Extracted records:

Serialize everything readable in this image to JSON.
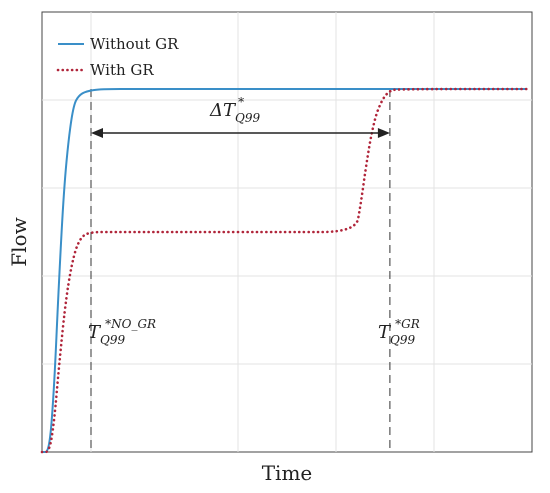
{
  "chart_data": {
    "type": "line",
    "title": "",
    "xlabel": "Time",
    "ylabel": "Flow",
    "xlim": [
      0,
      1
    ],
    "ylim": [
      0,
      1
    ],
    "grid": true,
    "legend_position": "top-left",
    "x_ticks": [
      0.1,
      0.4,
      0.6,
      0.8
    ],
    "y_ticks": [
      0.2,
      0.4,
      0.6,
      0.8
    ],
    "series": [
      {
        "name": "Without GR",
        "style": "solid",
        "color": "#3a8fc8",
        "x": [
          0,
          0.015,
          0.025,
          0.035,
          0.045,
          0.055,
          0.065,
          0.075,
          0.09,
          0.12,
          0.2,
          0.4,
          0.6,
          0.7,
          0.82,
          0.99
        ],
        "y": [
          0,
          0,
          0.15,
          0.4,
          0.6,
          0.72,
          0.79,
          0.81,
          0.82,
          0.825,
          0.825,
          0.825,
          0.825,
          0.825,
          0.825,
          0.825
        ]
      },
      {
        "name": "With GR",
        "style": "dotted",
        "color": "#b0253a",
        "x": [
          0,
          0.015,
          0.025,
          0.035,
          0.05,
          0.065,
          0.08,
          0.1,
          0.15,
          0.3,
          0.5,
          0.64,
          0.65,
          0.66,
          0.67,
          0.68,
          0.69,
          0.7,
          0.71,
          0.72,
          0.99
        ],
        "y": [
          0,
          0,
          0.07,
          0.2,
          0.36,
          0.45,
          0.49,
          0.5,
          0.5,
          0.5,
          0.5,
          0.5,
          0.56,
          0.64,
          0.71,
          0.76,
          0.79,
          0.81,
          0.82,
          0.825,
          0.825
        ]
      }
    ],
    "markers": [
      {
        "x": 0.1,
        "label_main": "T",
        "label_sub": "Q99",
        "label_sup": "*NO_GR"
      },
      {
        "x": 0.71,
        "label_main": "T",
        "label_sub": "Q99",
        "label_sup": "*GR"
      }
    ],
    "delta_label": {
      "prefix": "ΔT",
      "sub": "Q99",
      "sup": "*"
    }
  }
}
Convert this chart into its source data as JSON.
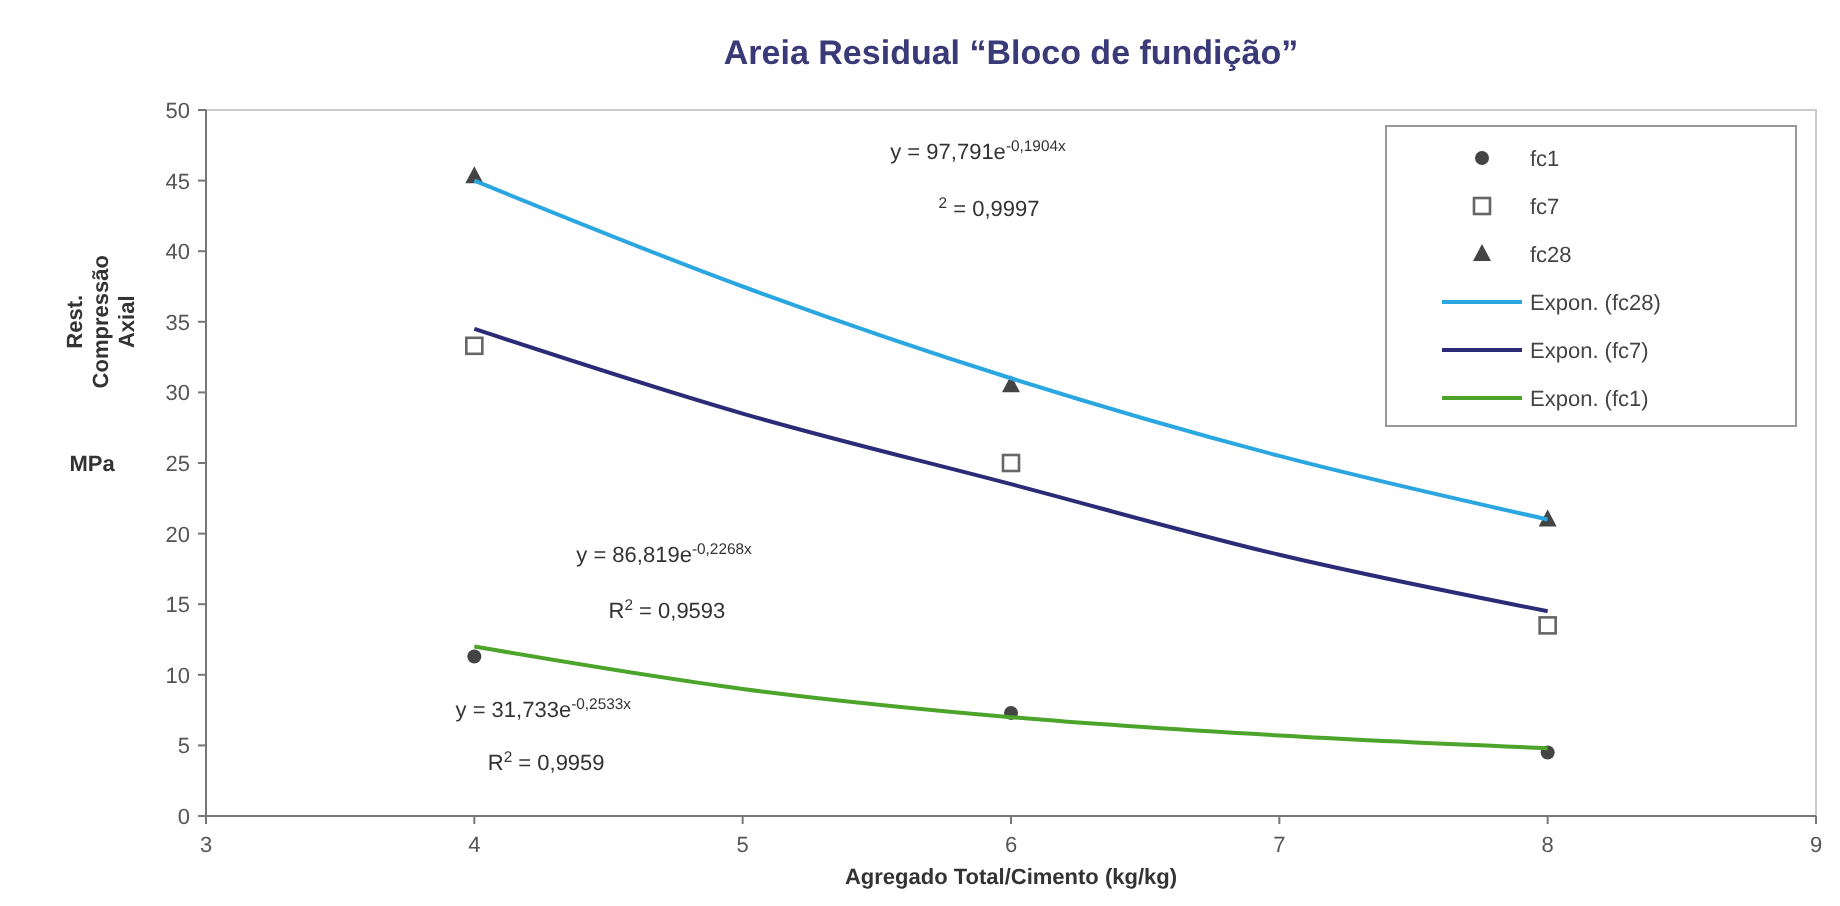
{
  "chart_data": {
    "type": "scatter",
    "title": "Areia  Residual “Bloco de fundição”",
    "xlabel": "Agregado Total/Cimento (kg/kg)",
    "ylabel": "Rest.\nCompressão\nAxial\nMPa",
    "xlim": [
      3,
      9
    ],
    "xticks": [
      3,
      4,
      5,
      6,
      7,
      8,
      9
    ],
    "ylim": [
      0,
      50
    ],
    "yticks": [
      0,
      5,
      10,
      15,
      20,
      25,
      30,
      35,
      40,
      45,
      50
    ],
    "grid": false,
    "legend": "top right",
    "series": [
      {
        "name": "fc1",
        "color": "#444444",
        "marker": "circle",
        "x": [
          4,
          6,
          8
        ],
        "values": [
          11.3,
          7.3,
          4.5
        ]
      },
      {
        "name": "fc7",
        "color": "#666666",
        "marker": "square",
        "x": [
          4,
          6,
          8
        ],
        "values": [
          33.3,
          25,
          13.5
        ]
      },
      {
        "name": "fc28",
        "color": "#444444",
        "marker": "triangle",
        "x": [
          4,
          6,
          8
        ],
        "values": [
          45.3,
          30.5,
          21
        ]
      },
      {
        "name": "Expon. (fc28)",
        "type": "line",
        "color": "#2aa6e0",
        "marker": "none",
        "x": [
          4,
          5,
          6,
          7,
          8
        ],
        "values": [
          45,
          37.5,
          31,
          25.5,
          21
        ]
      },
      {
        "name": "Expon. (fc7)",
        "type": "line",
        "color": "#2b2b78",
        "marker": "none",
        "x": [
          4,
          5,
          6,
          7,
          8
        ],
        "values": [
          34.5,
          28.5,
          23.5,
          18.5,
          14.5
        ]
      },
      {
        "name": "Expon. (fc1)",
        "type": "line",
        "color": "#4ca42a",
        "marker": "none",
        "x": [
          4,
          5,
          6,
          7,
          8
        ],
        "values": [
          12,
          9,
          7,
          5.7,
          4.8
        ]
      }
    ],
    "annotations": [
      "y = 97,791e$^{-0,1904x}$",
      "$^{2}$ = 0,9997",
      "y = 86,819e$^{-0,2268x}$",
      "R$^{2}$ = 0,9593",
      "y = 31,733e$^{-0,2533x}$",
      "R$^{2}$ = 0,9959"
    ]
  }
}
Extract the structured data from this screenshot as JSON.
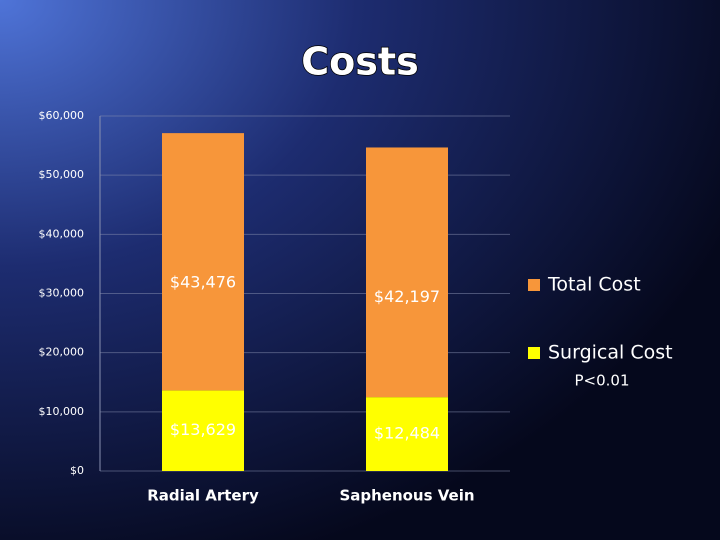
{
  "chart_data": {
    "type": "stacked-bar",
    "title": "Costs",
    "categories": [
      "Radial Artery",
      "Saphenous Vein"
    ],
    "series": [
      {
        "name": "Surgical Cost",
        "color": "#ffff00",
        "values": [
          13629,
          12484
        ],
        "value_labels": [
          "$13,629",
          "$12,484"
        ]
      },
      {
        "name": "Total Cost",
        "color": "#f7963a",
        "values": [
          43476,
          42197
        ],
        "value_labels": [
          "$43,476",
          "$42,197"
        ]
      }
    ],
    "ylim": [
      0,
      60000
    ],
    "yticks": [
      {
        "value": 0,
        "label": "$0"
      },
      {
        "value": 10000,
        "label": "$10,000"
      },
      {
        "value": 20000,
        "label": "$20,000"
      },
      {
        "value": 30000,
        "label": "$30,000"
      },
      {
        "value": 40000,
        "label": "$40,000"
      },
      {
        "value": 50000,
        "label": "$50,000"
      },
      {
        "value": 60000,
        "label": "$60,000"
      }
    ],
    "grid": true,
    "legend": "right",
    "annotation": "P<0.01"
  }
}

PROBLEM DETAILS:
All of the entries need to be transcribed word for word; pictures are left out.

TASK RESULT:
Serialize everything readable in this image to JSON.
{
  "chart_data": {
    "type": "line",
    "title": "",
    "xlabel": "Time",
    "ylabel": "Flow",
    "xlim": [
      0,
      1
    ],
    "ylim": [
      0,
      1
    ],
    "grid": true,
    "legend_position": "top-left",
    "x_ticks": [
      0.1,
      0.4,
      0.6,
      0.8
    ],
    "y_ticks": [
      0.2,
      0.4,
      0.6,
      0.8
    ],
    "series": [
      {
        "name": "Without GR",
        "style": "solid",
        "color": "#3a8fc8",
        "x": [
          0,
          0.015,
          0.025,
          0.035,
          0.045,
          0.055,
          0.065,
          0.075,
          0.09,
          0.12,
          0.2,
          0.4,
          0.6,
          0.7,
          0.82,
          0.99
        ],
        "y": [
          0,
          0,
          0.15,
          0.4,
          0.6,
          0.72,
          0.79,
          0.81,
          0.82,
          0.825,
          0.825,
          0.825,
          0.825,
          0.825,
          0.825,
          0.825
        ]
      },
      {
        "name": "With GR",
        "style": "dotted",
        "color": "#b0253a",
        "x": [
          0,
          0.015,
          0.025,
          0.035,
          0.05,
          0.065,
          0.08,
          0.1,
          0.15,
          0.3,
          0.5,
          0.64,
          0.65,
          0.66,
          0.67,
          0.68,
          0.69,
          0.7,
          0.71,
          0.72,
          0.99
        ],
        "y": [
          0,
          0,
          0.07,
          0.2,
          0.36,
          0.45,
          0.49,
          0.5,
          0.5,
          0.5,
          0.5,
          0.5,
          0.56,
          0.64,
          0.71,
          0.76,
          0.79,
          0.81,
          0.82,
          0.825,
          0.825
        ]
      }
    ],
    "markers": [
      {
        "x": 0.1,
        "label_main": "T",
        "label_sub": "Q99",
        "label_sup": "*NO_GR"
      },
      {
        "x": 0.71,
        "label_main": "T",
        "label_sub": "Q99",
        "label_sup": "*GR"
      }
    ],
    "delta_label": {
      "prefix": "ΔT",
      "sub": "Q99",
      "sup": "*"
    }
  }
}
Convert this chart into its source data as JSON.
{
  "chart_data": {
    "type": "scatter",
    "title": "Areia  Residual “Bloco de fundição”",
    "xlabel": "Agregado Total/Cimento (kg/kg)",
    "ylabel": "Rest.\nCompressão\nAxial\nMPa",
    "xlim": [
      3,
      9
    ],
    "xticks": [
      3,
      4,
      5,
      6,
      7,
      8,
      9
    ],
    "ylim": [
      0,
      50
    ],
    "yticks": [
      0,
      5,
      10,
      15,
      20,
      25,
      30,
      35,
      40,
      45,
      50
    ],
    "grid": false,
    "legend": "top right",
    "series": [
      {
        "name": "fc1",
        "color": "#444444",
        "marker": "circle",
        "x": [
          4,
          6,
          8
        ],
        "values": [
          11.3,
          7.3,
          4.5
        ]
      },
      {
        "name": "fc7",
        "color": "#666666",
        "marker": "square",
        "x": [
          4,
          6,
          8
        ],
        "values": [
          33.3,
          25,
          13.5
        ]
      },
      {
        "name": "fc28",
        "color": "#444444",
        "marker": "triangle",
        "x": [
          4,
          6,
          8
        ],
        "values": [
          45.3,
          30.5,
          21
        ]
      },
      {
        "name": "Expon. (fc28)",
        "type": "line",
        "color": "#2aa6e0",
        "marker": "none",
        "x": [
          4,
          5,
          6,
          7,
          8
        ],
        "values": [
          45,
          37.5,
          31,
          25.5,
          21
        ]
      },
      {
        "name": "Expon. (fc7)",
        "type": "line",
        "color": "#2b2b78",
        "marker": "none",
        "x": [
          4,
          5,
          6,
          7,
          8
        ],
        "values": [
          34.5,
          28.5,
          23.5,
          18.5,
          14.5
        ]
      },
      {
        "name": "Expon. (fc1)",
        "type": "line",
        "color": "#4ca42a",
        "marker": "none",
        "x": [
          4,
          5,
          6,
          7,
          8
        ],
        "values": [
          12,
          9,
          7,
          5.7,
          4.8
        ]
      }
    ],
    "annotations": [
      "y = 97,791e$^{-0,1904x}$",
      "$^{2}$ = 0,9997",
      "y = 86,819e$^{-0,2268x}$",
      "R$^{2}$ = 0,9593",
      "y = 31,733e$^{-0,2533x}$",
      "R$^{2}$ = 0,9959"
    ]
  }
}
Extract the structured data from this screenshot as JSON.
{
  "chart_data": {
    "type": "stacked-bar",
    "title": "Costs",
    "categories": [
      "Radial Artery",
      "Saphenous Vein"
    ],
    "series": [
      {
        "name": "Surgical Cost",
        "color": "#ffff00",
        "values": [
          13629,
          12484
        ],
        "value_labels": [
          "$13,629",
          "$12,484"
        ]
      },
      {
        "name": "Total Cost",
        "color": "#f7963a",
        "values": [
          43476,
          42197
        ],
        "value_labels": [
          "$43,476",
          "$42,197"
        ]
      }
    ],
    "ylim": [
      0,
      60000
    ],
    "yticks": [
      {
        "value": 0,
        "label": "$0"
      },
      {
        "value": 10000,
        "label": "$10,000"
      },
      {
        "value": 20000,
        "label": "$20,000"
      },
      {
        "value": 30000,
        "label": "$30,000"
      },
      {
        "value": 40000,
        "label": "$40,000"
      },
      {
        "value": 50000,
        "label": "$50,000"
      },
      {
        "value": 60000,
        "label": "$60,000"
      }
    ],
    "grid": true,
    "legend": "right",
    "annotation": "P<0.01"
  }
}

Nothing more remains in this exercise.